Goal:
What lines of the data hold the string "риска"? Pull each one out.

Provided data:

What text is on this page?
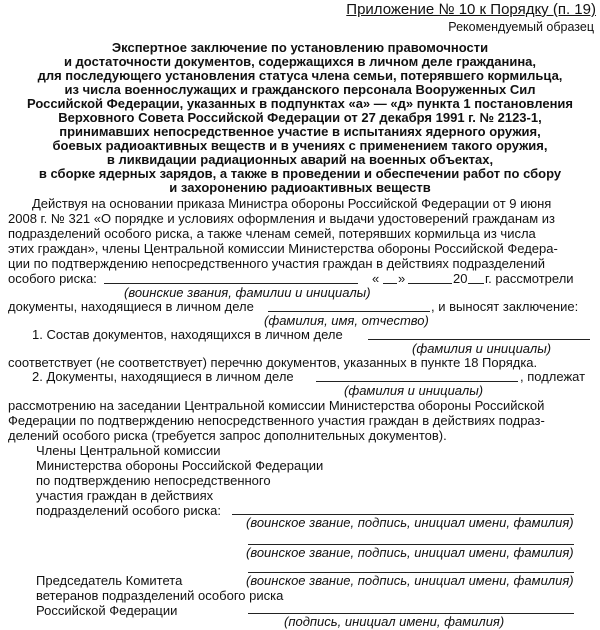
Приложение № 10 к Порядку (п. 19)
Рекомендуемый образец
Экспертное заключение по установлению правомочности
и достаточности документов, содержащихся в личном деле гражданина,
для последующего установления статуса члена семьи, потерявшего кормильца,
из числа военнослужащих и гражданского персонала Вооруженных Сил
Российской Федерации, указанных в подпунктах «а» — «д» пункта 1 постановления
Верховного Совета Российской Федерации от 27 декабря 1991 г. № 2123-1,
принимавших непосредственное участие в испытаниях ядерного оружия,
боевых радиоактивных веществ и в учениях с применением такого оружия,
в ликвидации радиационных аварий на военных объектах,
в сборке ядерных зарядов, а также в проведении и обеспечении работ по сбору
и захоронению радиоактивных веществ
Действуя на основании приказа Министра обороны Российской Федерации от 9 июня
2008 г. № 321 «О порядке и условиях оформления и выдачи удостоверений гражданам из
подразделений особого риска, а также членам семей, потерявших кормильца из числа
этих граждан», члены Центральной комиссии Министерства обороны Российской Федера-
ции по подтверждению непосредственного участия граждан в действиях подразделений
особого риска:	« »	20 г. рассмотрели
(воинские звания, фамилии и инициалы)
документы, находящиеся в личном деле	, и выносят заключение:
(фамилия, имя, отчество)
1. Состав документов, находящихся в личном деле
(фамилия и инициалы)
соответствует (не соответствует) перечню документов, указанных в пункте 18 Порядка.
2. Документы, находящиеся в личном деле	, подлежат
(фамилия и инициалы)
рассмотрению на заседании Центральной комиссии Министерства обороны Российской
Федерации по подтверждению непосредственного участия граждан в действиях подраз-
делений особого риска (требуется запрос дополнительных документов).
Члены Центральной комиссии
Министерства обороны Российской Федерации
по подтверждению непосредственного
участия граждан в действиях
подразделений особого риска:
(воинское звание, подпись, инициал имени, фамилия)
(воинское звание, подпись, инициал имени, фамилия)
(воинское звание, подпись, инициал имени, фамилия)
Председатель Комитета
ветеранов подразделений особого риска
Российской Федерации
(подпись, инициал имени, фамилия)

The response:
подразделений особого риска, а также членам семей, потерявших кормильца из числа
особого риска:	« »	20 г. рассмотрели
делений особого риска (требуется запрос дополнительных документов).
подразделений особого риска:
ветеранов подразделений особого риска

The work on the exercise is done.